Rows from a dataset
-*-*-

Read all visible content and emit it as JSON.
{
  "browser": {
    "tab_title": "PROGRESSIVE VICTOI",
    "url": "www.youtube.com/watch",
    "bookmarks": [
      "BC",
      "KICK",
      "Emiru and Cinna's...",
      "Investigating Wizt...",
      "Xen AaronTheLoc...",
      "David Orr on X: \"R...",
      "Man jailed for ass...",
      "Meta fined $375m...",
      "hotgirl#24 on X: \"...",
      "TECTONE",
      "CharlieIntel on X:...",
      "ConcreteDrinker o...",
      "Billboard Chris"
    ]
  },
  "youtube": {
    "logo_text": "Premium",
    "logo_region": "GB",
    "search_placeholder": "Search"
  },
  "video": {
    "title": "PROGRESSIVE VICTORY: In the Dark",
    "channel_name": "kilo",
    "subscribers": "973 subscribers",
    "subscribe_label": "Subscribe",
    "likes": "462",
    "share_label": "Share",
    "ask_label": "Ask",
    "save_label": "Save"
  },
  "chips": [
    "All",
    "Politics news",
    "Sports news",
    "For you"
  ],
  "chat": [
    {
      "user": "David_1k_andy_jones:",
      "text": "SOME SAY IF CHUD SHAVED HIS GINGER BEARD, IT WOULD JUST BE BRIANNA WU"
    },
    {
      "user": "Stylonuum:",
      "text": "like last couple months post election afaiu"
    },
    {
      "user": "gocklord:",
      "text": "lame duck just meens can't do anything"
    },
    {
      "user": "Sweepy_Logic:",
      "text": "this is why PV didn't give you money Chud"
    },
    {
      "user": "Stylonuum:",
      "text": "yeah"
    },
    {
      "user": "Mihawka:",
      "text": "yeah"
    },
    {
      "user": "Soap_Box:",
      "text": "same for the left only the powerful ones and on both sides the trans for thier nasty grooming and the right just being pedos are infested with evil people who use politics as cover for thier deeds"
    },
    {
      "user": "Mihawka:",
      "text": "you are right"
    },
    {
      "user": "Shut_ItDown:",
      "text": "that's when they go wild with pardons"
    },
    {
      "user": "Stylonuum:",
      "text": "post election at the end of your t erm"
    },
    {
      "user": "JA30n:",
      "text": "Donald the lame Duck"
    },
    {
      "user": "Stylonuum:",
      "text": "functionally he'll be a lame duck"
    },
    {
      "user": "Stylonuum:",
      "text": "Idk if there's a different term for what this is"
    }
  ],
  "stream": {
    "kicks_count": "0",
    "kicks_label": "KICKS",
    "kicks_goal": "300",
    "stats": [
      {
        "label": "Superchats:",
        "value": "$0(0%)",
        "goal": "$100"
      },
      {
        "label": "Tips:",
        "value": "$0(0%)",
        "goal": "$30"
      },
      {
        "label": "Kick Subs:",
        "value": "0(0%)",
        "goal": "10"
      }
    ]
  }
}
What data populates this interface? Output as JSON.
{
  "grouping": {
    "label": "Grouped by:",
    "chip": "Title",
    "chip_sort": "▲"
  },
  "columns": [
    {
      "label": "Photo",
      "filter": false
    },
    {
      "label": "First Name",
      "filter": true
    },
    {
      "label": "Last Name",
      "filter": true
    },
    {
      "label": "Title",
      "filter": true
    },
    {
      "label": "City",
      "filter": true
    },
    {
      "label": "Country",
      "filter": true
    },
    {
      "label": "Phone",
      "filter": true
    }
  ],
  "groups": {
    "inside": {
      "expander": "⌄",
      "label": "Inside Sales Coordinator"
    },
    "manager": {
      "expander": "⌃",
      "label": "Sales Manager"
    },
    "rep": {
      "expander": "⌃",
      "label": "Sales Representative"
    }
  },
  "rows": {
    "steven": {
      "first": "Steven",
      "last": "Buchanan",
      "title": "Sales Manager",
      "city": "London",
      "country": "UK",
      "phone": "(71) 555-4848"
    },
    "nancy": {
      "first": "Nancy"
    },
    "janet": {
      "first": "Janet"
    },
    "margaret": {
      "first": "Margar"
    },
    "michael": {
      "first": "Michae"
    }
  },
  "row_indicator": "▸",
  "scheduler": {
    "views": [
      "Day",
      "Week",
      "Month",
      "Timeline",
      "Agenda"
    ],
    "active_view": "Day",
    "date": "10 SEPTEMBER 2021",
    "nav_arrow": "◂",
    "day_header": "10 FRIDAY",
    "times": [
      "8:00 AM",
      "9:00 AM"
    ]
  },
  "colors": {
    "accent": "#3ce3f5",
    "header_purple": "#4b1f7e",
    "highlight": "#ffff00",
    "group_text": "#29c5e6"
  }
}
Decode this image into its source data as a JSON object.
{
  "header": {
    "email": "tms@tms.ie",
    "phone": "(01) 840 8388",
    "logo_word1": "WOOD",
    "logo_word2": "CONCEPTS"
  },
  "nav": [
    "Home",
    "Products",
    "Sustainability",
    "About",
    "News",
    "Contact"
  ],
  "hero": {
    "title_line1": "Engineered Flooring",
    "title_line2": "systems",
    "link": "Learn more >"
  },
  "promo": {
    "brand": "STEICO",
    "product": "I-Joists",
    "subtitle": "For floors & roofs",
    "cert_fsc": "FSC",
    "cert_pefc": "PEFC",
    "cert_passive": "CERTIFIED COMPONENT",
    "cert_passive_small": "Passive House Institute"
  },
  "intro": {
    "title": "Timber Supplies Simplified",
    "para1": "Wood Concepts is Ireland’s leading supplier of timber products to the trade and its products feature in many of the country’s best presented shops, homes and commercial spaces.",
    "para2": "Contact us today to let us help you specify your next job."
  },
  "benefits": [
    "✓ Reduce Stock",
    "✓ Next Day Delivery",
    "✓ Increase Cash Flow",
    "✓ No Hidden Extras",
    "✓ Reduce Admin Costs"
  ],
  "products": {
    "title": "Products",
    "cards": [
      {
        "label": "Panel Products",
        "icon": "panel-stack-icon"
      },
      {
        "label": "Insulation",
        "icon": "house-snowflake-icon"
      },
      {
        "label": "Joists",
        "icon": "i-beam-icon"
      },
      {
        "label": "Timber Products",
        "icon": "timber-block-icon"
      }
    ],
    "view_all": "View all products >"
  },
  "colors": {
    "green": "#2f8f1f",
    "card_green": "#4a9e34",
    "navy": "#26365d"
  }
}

-*-*-

Retype the whole listing, matching it exactly.

Read all visible content and emit it as JSON.
{
  "browser": {
    "tab_title": "PROGRESSIVE VICTOI",
    "url": "www.youtube.com/watch",
    "bookmarks": [
      "BC",
      "KICK",
      "Emiru and Cinna's...",
      "Investigating Wizt...",
      "Xen AaronTheLoc...",
      "David Orr on X: \"R...",
      "Man jailed for ass...",
      "Meta fined $375m...",
      "hotgirl#24 on X: \"...",
      "TECTONE",
      "CharlieIntel on X:...",
      "ConcreteDrinker o...",
      "Billboard Chris"
    ]
  },
  "youtube": {
    "logo_text": "Premium",
    "logo_region": "GB",
    "search_placeholder": "Search"
  },
  "video": {
    "title": "PROGRESSIVE VICTORY: In the Dark",
    "channel_name": "kilo",
    "subscribers": "973 subscribers",
    "subscribe_label": "Subscribe",
    "likes": "462",
    "share_label": "Share",
    "ask_label": "Ask",
    "save_label": "Save"
  },
  "chips": [
    "All",
    "Politics news",
    "Sports news",
    "For you"
  ],
  "chat": [
    {
      "user": "David_1k_andy_jones:",
      "text": "SOME SAY IF CHUD SHAVED HIS GINGER BEARD, IT WOULD JUST BE BRIANNA WU"
    },
    {
      "user": "Stylonuum:",
      "text": "like last couple months post election afaiu"
    },
    {
      "user": "gocklord:",
      "text": "lame duck just meens can't do anything"
    },
    {
      "user": "Sweepy_Logic:",
      "text": "this is why PV didn't give you money Chud"
    },
    {
      "user": "Stylonuum:",
      "text": "yeah"
    },
    {
      "user": "Mihawka:",
      "text": "yeah"
    },
    {
      "user": "Soap_Box:",
      "text": "same for the left only the powerful ones and on both sides the trans for thier nasty grooming and the right just being pedos are infested with evil people who use politics as cover for thier deeds"
    },
    {
      "user": "Mihawka:",
      "text": "you are right"
    },
    {
      "user": "Shut_ItDown:",
      "text": "that's when they go wild with pardons"
    },
    {
      "user": "Stylonuum:",
      "text": "post election at the end of your t erm"
    },
    {
      "user": "JA30n:",
      "text": "Donald the lame Duck"
    },
    {
      "user": "Stylonuum:",
      "text": "functionally he'll be a lame duck"
    },
    {
      "user": "Stylonuum:",
      "text": "Idk if there's a different term for what this is"
    }
  ],
  "stream": {
    "kicks_count": "0",
    "kicks_label": "KICKS",
    "kicks_goal": "300",
    "stats": [
      {
        "label": "Superchats:",
        "value": "$0(0%)",
        "goal": "$100"
      },
      {
        "label": "Tips:",
        "value": "$0(0%)",
        "goal": "$30"
      },
      {
        "label": "Kick Subs:",
        "value": "0(0%)",
        "goal": "10"
      }
    ]
  }
}
What data populates this interface? Output as JSON.
{
  "grouping": {
    "label": "Grouped by:",
    "chip": "Title",
    "chip_sort": "▲"
  },
  "columns": [
    {
      "label": "Photo",
      "filter": false
    },
    {
      "label": "First Name",
      "filter": true
    },
    {
      "label": "Last Name",
      "filter": true
    },
    {
      "label": "Title",
      "filter": true
    },
    {
      "label": "City",
      "filter": true
    },
    {
      "label": "Country",
      "filter": true
    },
    {
      "label": "Phone",
      "filter": true
    }
  ],
  "groups": {
    "inside": {
      "expander": "⌄",
      "label": "Inside Sales Coordinator"
    },
    "manager": {
      "expander": "⌃",
      "label": "Sales Manager"
    },
    "rep": {
      "expander": "⌃",
      "label": "Sales Representative"
    }
  },
  "rows": {
    "steven": {
      "first": "Steven",
      "last": "Buchanan",
      "title": "Sales Manager",
      "city": "London",
      "country": "UK",
      "phone": "(71) 555-4848"
    },
    "nancy": {
      "first": "Nancy"
    },
    "janet": {
      "first": "Janet"
    },
    "margaret": {
      "first": "Margar"
    },
    "michael": {
      "first": "Michae"
    }
  },
  "row_indicator": "▸",
  "scheduler": {
    "views": [
      "Day",
      "Week",
      "Month",
      "Timeline",
      "Agenda"
    ],
    "active_view": "Day",
    "date": "10 SEPTEMBER 2021",
    "nav_arrow": "◂",
    "day_header": "10 FRIDAY",
    "times": [
      "8:00 AM",
      "9:00 AM"
    ]
  },
  "colors": {
    "accent": "#3ce3f5",
    "header_purple": "#4b1f7e",
    "highlight": "#ffff00",
    "group_text": "#29c5e6"
  }
}
Decode this image into its source data as a JSON object.
{
  "header": {
    "email": "tms@tms.ie",
    "phone": "(01) 840 8388",
    "logo_word1": "WOOD",
    "logo_word2": "CONCEPTS"
  },
  "nav": [
    "Home",
    "Products",
    "Sustainability",
    "About",
    "News",
    "Contact"
  ],
  "hero": {
    "title_line1": "Engineered Flooring",
    "title_line2": "systems",
    "link": "Learn more >"
  },
  "promo": {
    "brand": "STEICO",
    "product": "I-Joists",
    "subtitle": "For floors & roofs",
    "cert_fsc": "FSC",
    "cert_pefc": "PEFC",
    "cert_passive": "CERTIFIED COMPONENT",
    "cert_passive_small": "Passive House Institute"
  },
  "intro": {
    "title": "Timber Supplies Simplified",
    "para1": "Wood Concepts is Ireland’s leading supplier of timber products to the trade and its products feature in many of the country’s best presented shops, homes and commercial spaces.",
    "para2": "Contact us today to let us help you specify your next job."
  },
  "benefits": [
    "✓ Reduce Stock",
    "✓ Next Day Delivery",
    "✓ Increase Cash Flow",
    "✓ No Hidden Extras",
    "✓ Reduce Admin Costs"
  ],
  "products": {
    "title": "Products",
    "cards": [
      {
        "label": "Panel Products",
        "icon": "panel-stack-icon"
      },
      {
        "label": "Insulation",
        "icon": "house-snowflake-icon"
      },
      {
        "label": "Joists",
        "icon": "i-beam-icon"
      },
      {
        "label": "Timber Products",
        "icon": "timber-block-icon"
      }
    ],
    "view_all": "View all products >"
  },
  "colors": {
    "green": "#2f8f1f",
    "card_green": "#4a9e34",
    "navy": "#26365d"
  }
}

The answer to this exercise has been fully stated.